═════ Exercise data ═════

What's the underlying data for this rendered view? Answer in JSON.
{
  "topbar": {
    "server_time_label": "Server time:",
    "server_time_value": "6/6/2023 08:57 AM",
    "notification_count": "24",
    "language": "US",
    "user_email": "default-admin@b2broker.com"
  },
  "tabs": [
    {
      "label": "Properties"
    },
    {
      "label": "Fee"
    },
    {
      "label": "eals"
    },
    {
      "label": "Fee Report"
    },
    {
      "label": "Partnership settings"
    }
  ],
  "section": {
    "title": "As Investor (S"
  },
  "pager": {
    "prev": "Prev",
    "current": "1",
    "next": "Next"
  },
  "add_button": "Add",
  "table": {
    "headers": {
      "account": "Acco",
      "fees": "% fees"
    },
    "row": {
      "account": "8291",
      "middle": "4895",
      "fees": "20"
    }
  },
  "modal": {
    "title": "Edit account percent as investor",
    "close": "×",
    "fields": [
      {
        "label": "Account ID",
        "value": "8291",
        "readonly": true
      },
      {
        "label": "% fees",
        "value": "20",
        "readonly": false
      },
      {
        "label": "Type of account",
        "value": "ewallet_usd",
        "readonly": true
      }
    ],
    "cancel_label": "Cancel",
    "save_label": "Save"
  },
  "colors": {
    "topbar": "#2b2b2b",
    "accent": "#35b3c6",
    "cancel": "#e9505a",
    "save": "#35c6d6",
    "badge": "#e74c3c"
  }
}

═════

## Exercise description
From the first line to the last, retype the data exactly.

## Exercise solution
What's the underlying data for this rendered view? Answer in JSON.
{
  "topbar": {
    "server_time_label": "Server time:",
    "server_time_value": "6/6/2023 08:57 AM",
    "notification_count": "24",
    "language": "US",
    "user_email": "default-admin@b2broker.com"
  },
  "tabs": [
    {
      "label": "Properties"
    },
    {
      "label": "Fee"
    },
    {
      "label": "eals"
    },
    {
      "label": "Fee Report"
    },
    {
      "label": "Partnership settings"
    }
  ],
  "section": {
    "title": "As Investor (S"
  },
  "pager": {
    "prev": "Prev",
    "current": "1",
    "next": "Next"
  },
  "add_button": "Add",
  "table": {
    "headers": {
      "account": "Acco",
      "fees": "% fees"
    },
    "row": {
      "account": "8291",
      "middle": "4895",
      "fees": "20"
    }
  },
  "modal": {
    "title": "Edit account percent as investor",
    "close": "×",
    "fields": [
      {
        "label": "Account ID",
        "value": "8291",
        "readonly": true
      },
      {
        "label": "% fees",
        "value": "20",
        "readonly": false
      },
      {
        "label": "Type of account",
        "value": "ewallet_usd",
        "readonly": true
      }
    ],
    "cancel_label": "Cancel",
    "save_label": "Save"
  },
  "colors": {
    "topbar": "#2b2b2b",
    "accent": "#35b3c6",
    "cancel": "#e9505a",
    "save": "#35c6d6",
    "badge": "#e74c3c"
  }
}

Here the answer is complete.